**Given instruction**
Copy every line from the data below in which the string "vendor" can be found.

-.-.-

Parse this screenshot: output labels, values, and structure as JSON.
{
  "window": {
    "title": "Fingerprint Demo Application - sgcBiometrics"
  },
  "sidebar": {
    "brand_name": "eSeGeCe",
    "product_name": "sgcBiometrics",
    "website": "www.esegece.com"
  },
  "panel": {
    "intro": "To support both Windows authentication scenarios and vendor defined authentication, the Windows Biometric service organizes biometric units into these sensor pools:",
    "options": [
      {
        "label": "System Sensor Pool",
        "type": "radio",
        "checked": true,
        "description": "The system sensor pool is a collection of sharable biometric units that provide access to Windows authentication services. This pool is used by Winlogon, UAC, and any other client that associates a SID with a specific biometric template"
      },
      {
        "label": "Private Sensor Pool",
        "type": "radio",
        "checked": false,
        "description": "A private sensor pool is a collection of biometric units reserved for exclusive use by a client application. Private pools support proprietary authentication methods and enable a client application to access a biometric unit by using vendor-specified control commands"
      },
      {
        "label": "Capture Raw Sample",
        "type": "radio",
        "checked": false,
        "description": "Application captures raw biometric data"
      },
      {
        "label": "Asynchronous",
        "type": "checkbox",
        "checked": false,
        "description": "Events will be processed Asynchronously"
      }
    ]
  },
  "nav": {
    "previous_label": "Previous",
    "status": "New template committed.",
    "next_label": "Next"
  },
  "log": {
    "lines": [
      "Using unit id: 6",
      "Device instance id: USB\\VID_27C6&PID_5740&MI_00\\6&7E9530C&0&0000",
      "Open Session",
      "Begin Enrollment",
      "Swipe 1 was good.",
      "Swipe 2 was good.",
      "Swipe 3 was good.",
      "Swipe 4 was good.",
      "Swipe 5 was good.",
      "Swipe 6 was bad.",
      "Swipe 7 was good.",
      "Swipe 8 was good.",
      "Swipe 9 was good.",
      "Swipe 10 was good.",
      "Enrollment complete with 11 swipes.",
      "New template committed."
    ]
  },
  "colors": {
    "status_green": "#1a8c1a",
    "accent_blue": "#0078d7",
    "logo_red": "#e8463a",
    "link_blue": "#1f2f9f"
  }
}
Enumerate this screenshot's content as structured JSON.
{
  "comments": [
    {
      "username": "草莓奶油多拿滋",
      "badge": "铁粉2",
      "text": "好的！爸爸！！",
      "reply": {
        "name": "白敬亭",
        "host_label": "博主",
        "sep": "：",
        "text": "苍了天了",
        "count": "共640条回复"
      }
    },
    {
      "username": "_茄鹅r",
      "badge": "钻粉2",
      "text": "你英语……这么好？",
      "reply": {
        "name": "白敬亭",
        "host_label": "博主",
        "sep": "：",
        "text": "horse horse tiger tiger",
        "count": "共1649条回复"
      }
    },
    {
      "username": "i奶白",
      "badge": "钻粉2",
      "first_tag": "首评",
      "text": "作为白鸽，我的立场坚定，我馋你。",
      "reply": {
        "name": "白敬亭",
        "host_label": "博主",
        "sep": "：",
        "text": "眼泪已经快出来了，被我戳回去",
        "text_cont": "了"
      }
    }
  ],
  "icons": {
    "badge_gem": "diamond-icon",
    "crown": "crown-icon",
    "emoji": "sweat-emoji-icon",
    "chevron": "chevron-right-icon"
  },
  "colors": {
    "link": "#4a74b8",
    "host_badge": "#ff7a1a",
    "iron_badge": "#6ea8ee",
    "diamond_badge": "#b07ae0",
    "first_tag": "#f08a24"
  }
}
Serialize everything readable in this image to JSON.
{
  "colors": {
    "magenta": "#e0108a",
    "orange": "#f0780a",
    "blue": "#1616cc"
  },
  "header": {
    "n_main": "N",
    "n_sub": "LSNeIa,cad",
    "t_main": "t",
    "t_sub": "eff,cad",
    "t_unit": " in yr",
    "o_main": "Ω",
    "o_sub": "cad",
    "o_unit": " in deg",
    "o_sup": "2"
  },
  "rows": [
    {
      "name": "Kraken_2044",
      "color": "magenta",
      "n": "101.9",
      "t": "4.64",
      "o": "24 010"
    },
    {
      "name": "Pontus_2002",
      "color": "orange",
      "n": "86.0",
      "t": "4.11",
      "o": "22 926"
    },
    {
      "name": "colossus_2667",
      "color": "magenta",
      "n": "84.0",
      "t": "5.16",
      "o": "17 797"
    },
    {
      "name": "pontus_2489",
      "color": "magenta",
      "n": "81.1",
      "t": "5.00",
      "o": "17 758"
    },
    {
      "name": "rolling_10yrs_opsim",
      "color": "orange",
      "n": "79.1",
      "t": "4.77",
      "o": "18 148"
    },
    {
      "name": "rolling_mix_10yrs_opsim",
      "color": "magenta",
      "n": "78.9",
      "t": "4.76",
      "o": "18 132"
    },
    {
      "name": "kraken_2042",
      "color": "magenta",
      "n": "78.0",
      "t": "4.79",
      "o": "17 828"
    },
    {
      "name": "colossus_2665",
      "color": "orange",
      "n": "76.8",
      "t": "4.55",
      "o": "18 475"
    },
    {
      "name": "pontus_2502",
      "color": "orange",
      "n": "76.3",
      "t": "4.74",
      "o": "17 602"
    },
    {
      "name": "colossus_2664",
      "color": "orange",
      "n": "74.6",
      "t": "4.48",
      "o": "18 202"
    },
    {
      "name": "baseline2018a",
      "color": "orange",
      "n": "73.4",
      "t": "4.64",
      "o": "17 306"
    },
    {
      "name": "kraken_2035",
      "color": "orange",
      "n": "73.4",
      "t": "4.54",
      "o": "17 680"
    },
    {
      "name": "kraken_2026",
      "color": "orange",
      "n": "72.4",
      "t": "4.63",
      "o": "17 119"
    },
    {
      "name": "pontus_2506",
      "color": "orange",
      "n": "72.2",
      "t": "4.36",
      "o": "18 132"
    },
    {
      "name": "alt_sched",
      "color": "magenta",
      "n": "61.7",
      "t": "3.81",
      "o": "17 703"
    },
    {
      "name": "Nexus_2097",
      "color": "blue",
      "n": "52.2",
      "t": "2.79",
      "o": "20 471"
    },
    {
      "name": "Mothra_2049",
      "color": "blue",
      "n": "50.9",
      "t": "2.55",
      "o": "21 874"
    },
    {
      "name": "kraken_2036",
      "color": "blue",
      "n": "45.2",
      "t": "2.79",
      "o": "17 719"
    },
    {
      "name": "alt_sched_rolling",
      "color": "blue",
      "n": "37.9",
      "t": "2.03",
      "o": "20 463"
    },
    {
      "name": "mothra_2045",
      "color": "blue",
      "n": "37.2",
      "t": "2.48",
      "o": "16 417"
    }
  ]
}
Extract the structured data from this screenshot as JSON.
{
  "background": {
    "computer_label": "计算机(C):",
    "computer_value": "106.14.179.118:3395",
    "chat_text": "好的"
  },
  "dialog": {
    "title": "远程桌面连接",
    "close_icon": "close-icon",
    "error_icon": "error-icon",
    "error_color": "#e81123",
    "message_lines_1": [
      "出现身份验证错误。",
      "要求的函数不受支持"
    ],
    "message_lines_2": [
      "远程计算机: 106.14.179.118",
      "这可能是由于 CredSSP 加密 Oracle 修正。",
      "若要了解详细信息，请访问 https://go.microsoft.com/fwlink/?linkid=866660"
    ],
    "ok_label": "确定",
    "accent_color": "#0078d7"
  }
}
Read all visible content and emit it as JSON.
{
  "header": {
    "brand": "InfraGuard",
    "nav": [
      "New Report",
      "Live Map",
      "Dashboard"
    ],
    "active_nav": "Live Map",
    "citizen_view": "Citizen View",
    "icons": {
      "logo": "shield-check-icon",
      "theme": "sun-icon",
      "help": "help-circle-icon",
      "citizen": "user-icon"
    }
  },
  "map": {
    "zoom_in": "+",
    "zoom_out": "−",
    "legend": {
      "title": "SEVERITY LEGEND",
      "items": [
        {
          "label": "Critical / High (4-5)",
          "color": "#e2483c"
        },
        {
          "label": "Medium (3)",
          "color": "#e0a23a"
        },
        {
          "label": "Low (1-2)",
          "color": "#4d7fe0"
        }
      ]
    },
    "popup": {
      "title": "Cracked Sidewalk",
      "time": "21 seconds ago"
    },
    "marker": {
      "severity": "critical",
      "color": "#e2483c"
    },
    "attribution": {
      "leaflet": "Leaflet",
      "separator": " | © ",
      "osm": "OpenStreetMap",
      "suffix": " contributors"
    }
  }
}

-.-.-

**Solution for this task**
    "intro": "To support both Windows authentication scenarios and vendor defined authentication, the Windows Biometric service organizes biometric units into these sensor pools:",
        "description": "A private sensor pool is a collection of biometric units reserved for exclusive use by a client application. Private pools support proprietary authentication methods and enable a client application to access a biometric unit by using vendor-specified control commands"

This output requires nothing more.